* BEGIN SUPPLIED PASSAGE *

This began to change by the middle of the 20th century. The 1939 World’s Fair in Flushing Meadows, New York, was arguably the birthplace of contemporary fine French dining in the United States; it was the source of Henri Soule’s Le Pavillon restaurant in Manhattan, which, until its closure in 1971, was the sun around which postwar haute cuisine revolved in New York—as well as the training ground of many top chefs.
5
In the same era, the influential chef and food writer James Beard nurtured a growing appreciation of traditional American cooking and ingredients. The burgeoning American interest in fine cooking was exemplified by, and stoked by, Julia Child’s television show
The French Chef,
which debuted in 1963 and quickly became a cultural icon. The nation, increasingly richer and blessed with more leisure time, embraced cooking as a pastime and even a passion.
By the 1970s a new wave of chefs, both in New York and in California (as well as in France), was redefining fine cuisine, emphasizing local ingredients, lighter treatments, and more casual service. Americans in due course discovered hitherto-exotic provisions such as goat cheese, baby greens, and sundried tomatoes. Lawyers Nina and Tim Zagat introduced their populist (in the sense that they reflected the views of many discerning customers, rather
than a single critic) restaurant guide in 1979, as Americans began eating out in greater and greater numbers. By the 1980s a full-blown culinary revolution was taking place, led by names that are now well known: Wolfgang Puck, David Bouley, Danny Meyer, Alice Waters. Slowly, chefs were becoming celebrities and restaurants a site of art appreciation on par—in the view of many—with the museum and the opera house. Even the US Department of Labor took note of these shifts, changing their classification of chefs from “domestics” to “professionals” in 1976.
6
The “chef revolution” of the late 20th century coincided with, and was driven by, changes in how great cooking was understood and evaluated. Creativity has always been a part of fine cooking, alongside skillful and precise preparations of time-honored classics. But increasingly, culinary reputations were being made by innovative and bold new dishes. A well-known example is Wolfgang Puck’s much-imitated smoked salmon pizza. Pizza had been around for a long time, but it took Puck, an Austrian working in tradition-flouting Los Angeles (and to a large degree—perhaps a very large degree—working with the assistance of his original Spago pizza-man, Ed LaDou) to create something truly new in the pizza world.
*
Puck’s success spawned a rash of imitators, and pizza has never been the same. Along the way Wolfgang Puck became a very rich and famous man.
In short, from the 1960s onward, and especially during and after the 1980s, American food culture underwent a remarkable flowering. Across the board, a wealthier and more time-starved nation increasingly chose to eat out rather than cook in. To be sure, Americans overwhelmingly ate at fast-food restaurants, or at one of the thousands of simple Chinese take-out joints that dot the continent.
7
(There are more Chinese restaurants in the United States than there are McDonald’s.) In parallel, however, the nation developed a more sophisticated restaurant scene, along with an increasingly food-knowledgeable populace that yearned to eat innovative, challenging cuisine.

* END SUPPLIED PASSAGE *
* BEGIN DATA SEGMENT *

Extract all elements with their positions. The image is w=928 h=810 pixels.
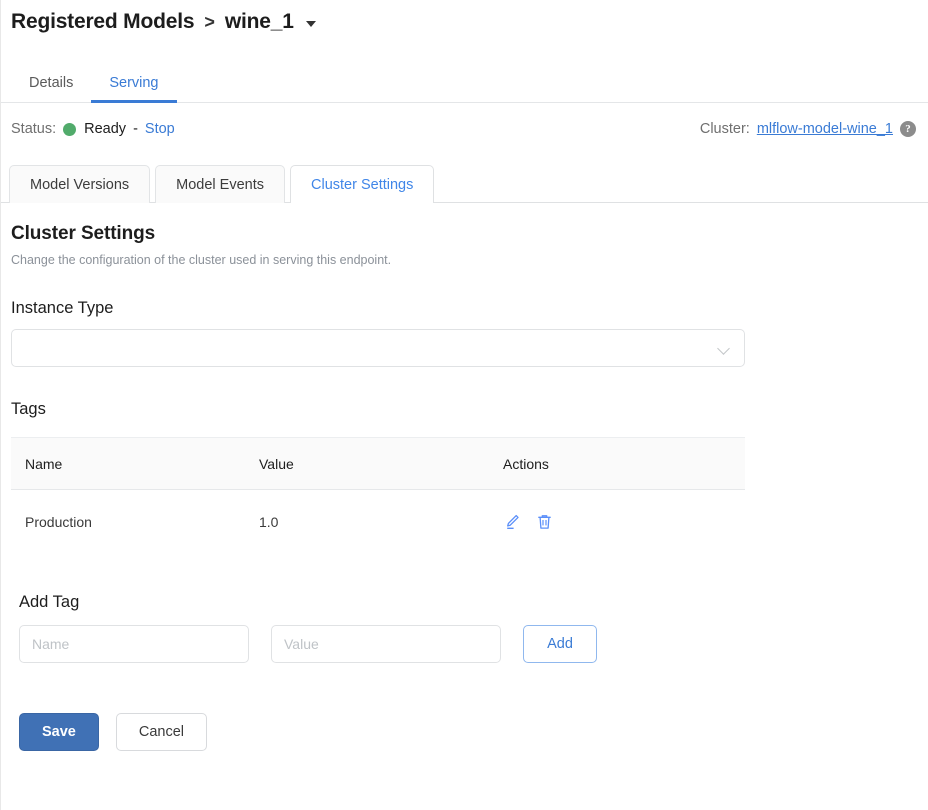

* END DATA SEGMENT *

▶ **PROBLEM A**
Please set down the part of the passage on American fine dining starting at "In short, from" and ending at "dot the continent.".
▶ **PROBLEM B**
Name every person the passage on American fine dining lists as leading the culinary revolution of the 1980s.

▶ **CORRECT RESULT A**
In short, from the 1960s onward, and especially during and after the 1980s, American food culture underwent a remarkable flowering. Across the board, a wealthier and more time-starved nation increasingly chose to eat out rather than cook in. To be sure, Americans overwhelmingly ate at fast-food restaurants, or at one of the thousands of simple Chinese take-out joints that dot the continent.

▶ **CORRECT RESULT B**
Wolfgang Puck
David Bouley
Danny Meyer
Alice Waters